What you have to do: Check each line of the listing for the string "Danska", count the lines that have it, and answer with that number only.

[Collection entries]

# # # #

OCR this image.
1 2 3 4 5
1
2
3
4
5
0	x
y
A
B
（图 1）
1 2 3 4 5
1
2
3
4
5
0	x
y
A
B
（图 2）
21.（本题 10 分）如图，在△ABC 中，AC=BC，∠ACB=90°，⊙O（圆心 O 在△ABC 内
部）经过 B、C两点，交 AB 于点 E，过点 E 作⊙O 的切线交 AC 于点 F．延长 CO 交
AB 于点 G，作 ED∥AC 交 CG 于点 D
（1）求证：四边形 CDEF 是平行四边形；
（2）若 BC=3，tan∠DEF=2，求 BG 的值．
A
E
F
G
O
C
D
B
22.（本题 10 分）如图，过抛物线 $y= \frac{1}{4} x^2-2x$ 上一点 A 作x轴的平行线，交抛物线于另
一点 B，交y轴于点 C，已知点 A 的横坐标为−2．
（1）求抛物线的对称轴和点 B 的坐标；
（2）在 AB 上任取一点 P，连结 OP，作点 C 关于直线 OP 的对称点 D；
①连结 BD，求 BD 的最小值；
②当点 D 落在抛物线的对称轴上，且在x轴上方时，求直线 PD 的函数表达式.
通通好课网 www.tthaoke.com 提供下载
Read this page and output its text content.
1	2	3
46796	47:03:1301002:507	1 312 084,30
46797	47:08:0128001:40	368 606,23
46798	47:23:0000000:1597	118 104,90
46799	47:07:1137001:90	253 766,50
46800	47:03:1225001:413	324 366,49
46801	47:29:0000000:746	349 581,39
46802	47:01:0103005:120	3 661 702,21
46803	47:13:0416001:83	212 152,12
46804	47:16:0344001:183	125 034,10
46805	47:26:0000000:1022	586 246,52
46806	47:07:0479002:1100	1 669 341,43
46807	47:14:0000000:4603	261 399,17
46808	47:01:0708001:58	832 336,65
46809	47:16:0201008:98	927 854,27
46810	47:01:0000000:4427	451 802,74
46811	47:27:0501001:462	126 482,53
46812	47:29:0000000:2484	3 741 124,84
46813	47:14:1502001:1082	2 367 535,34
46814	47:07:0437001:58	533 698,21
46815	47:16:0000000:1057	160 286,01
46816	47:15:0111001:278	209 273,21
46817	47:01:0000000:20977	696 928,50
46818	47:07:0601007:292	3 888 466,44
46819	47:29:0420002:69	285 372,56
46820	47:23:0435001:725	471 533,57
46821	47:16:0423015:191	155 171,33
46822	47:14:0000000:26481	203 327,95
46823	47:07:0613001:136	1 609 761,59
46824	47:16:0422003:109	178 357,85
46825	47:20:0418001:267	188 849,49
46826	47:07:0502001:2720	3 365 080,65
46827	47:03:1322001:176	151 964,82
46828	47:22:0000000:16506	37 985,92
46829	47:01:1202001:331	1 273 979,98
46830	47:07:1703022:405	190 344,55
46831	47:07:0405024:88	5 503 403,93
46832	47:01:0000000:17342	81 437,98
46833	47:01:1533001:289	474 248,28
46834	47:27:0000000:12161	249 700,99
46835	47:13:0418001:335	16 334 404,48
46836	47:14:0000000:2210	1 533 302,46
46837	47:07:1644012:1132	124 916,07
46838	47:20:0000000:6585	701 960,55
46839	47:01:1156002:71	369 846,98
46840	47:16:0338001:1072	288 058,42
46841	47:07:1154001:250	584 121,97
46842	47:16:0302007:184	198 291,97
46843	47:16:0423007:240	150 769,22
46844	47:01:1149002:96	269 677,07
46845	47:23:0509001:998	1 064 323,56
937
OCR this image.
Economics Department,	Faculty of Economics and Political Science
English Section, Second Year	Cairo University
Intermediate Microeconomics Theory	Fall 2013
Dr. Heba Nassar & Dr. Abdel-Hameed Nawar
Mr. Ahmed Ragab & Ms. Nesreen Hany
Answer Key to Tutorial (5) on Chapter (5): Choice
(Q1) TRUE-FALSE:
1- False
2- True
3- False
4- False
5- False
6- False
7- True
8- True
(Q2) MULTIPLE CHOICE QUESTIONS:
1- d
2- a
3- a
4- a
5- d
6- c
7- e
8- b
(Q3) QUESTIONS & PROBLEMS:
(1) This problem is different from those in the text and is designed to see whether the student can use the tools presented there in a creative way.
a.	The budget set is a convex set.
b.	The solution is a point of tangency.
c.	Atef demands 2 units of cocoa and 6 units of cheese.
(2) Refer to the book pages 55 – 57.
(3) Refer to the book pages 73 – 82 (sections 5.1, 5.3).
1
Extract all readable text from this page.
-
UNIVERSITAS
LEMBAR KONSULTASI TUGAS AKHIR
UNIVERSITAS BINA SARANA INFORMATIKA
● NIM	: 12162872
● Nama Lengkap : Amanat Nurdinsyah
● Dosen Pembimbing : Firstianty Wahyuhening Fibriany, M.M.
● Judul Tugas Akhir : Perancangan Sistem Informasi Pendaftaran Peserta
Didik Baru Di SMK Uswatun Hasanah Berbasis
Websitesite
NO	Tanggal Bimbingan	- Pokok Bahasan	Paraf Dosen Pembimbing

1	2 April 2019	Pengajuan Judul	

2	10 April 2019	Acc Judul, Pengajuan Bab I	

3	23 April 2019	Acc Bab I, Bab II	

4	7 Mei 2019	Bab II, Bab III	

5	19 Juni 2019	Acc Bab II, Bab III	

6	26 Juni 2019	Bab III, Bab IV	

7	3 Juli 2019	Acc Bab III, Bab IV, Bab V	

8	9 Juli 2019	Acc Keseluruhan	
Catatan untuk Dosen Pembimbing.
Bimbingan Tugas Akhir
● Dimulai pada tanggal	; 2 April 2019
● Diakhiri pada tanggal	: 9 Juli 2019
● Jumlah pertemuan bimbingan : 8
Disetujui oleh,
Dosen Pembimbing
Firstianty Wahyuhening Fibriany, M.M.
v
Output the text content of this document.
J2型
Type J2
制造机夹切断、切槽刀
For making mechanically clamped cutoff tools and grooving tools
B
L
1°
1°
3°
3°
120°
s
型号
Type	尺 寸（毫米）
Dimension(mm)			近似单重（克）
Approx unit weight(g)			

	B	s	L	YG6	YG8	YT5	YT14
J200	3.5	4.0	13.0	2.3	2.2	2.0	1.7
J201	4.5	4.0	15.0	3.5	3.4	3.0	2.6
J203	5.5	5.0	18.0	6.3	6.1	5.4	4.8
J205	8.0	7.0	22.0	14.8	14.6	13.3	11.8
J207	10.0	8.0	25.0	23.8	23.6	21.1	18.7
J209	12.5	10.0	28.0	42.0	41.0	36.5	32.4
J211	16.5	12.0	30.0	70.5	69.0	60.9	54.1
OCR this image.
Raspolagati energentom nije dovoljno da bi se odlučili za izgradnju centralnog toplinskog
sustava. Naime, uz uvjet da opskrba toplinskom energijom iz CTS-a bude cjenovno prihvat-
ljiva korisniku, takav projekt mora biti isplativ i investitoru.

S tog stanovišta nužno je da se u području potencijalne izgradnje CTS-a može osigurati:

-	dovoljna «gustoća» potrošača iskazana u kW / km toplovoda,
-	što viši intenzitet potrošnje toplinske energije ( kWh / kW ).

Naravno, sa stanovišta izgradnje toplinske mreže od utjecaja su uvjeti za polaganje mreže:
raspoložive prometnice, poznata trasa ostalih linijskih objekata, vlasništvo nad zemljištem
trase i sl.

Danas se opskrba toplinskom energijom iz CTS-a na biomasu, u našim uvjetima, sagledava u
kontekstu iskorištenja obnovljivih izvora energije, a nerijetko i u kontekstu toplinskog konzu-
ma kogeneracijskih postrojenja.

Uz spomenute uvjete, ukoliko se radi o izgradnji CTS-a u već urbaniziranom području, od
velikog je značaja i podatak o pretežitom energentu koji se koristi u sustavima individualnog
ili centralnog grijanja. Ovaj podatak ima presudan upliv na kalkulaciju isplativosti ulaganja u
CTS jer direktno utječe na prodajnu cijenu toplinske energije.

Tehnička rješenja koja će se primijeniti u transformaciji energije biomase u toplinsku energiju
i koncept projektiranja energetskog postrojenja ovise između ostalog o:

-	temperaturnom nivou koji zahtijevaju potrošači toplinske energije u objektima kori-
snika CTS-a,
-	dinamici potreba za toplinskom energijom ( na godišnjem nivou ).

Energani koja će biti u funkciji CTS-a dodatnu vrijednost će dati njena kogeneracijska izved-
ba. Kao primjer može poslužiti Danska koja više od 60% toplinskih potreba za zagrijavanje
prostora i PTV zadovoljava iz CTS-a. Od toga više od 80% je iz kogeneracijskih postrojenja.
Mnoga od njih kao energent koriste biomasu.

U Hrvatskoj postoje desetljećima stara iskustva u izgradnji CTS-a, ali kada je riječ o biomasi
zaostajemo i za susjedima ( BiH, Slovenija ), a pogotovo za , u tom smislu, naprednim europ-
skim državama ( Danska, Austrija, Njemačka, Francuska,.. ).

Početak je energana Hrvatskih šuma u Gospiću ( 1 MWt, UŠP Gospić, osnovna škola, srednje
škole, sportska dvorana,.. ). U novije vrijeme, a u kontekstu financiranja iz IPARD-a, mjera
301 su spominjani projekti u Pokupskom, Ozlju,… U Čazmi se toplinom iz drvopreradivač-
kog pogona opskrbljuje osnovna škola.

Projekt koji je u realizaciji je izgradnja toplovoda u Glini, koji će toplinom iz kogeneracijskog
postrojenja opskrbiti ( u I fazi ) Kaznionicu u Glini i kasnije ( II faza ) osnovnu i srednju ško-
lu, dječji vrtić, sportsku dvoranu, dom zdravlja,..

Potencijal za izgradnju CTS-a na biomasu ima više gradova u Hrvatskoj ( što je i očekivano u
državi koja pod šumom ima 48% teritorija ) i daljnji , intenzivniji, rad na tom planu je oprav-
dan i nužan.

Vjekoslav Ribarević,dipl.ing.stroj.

# # # #

Response: 2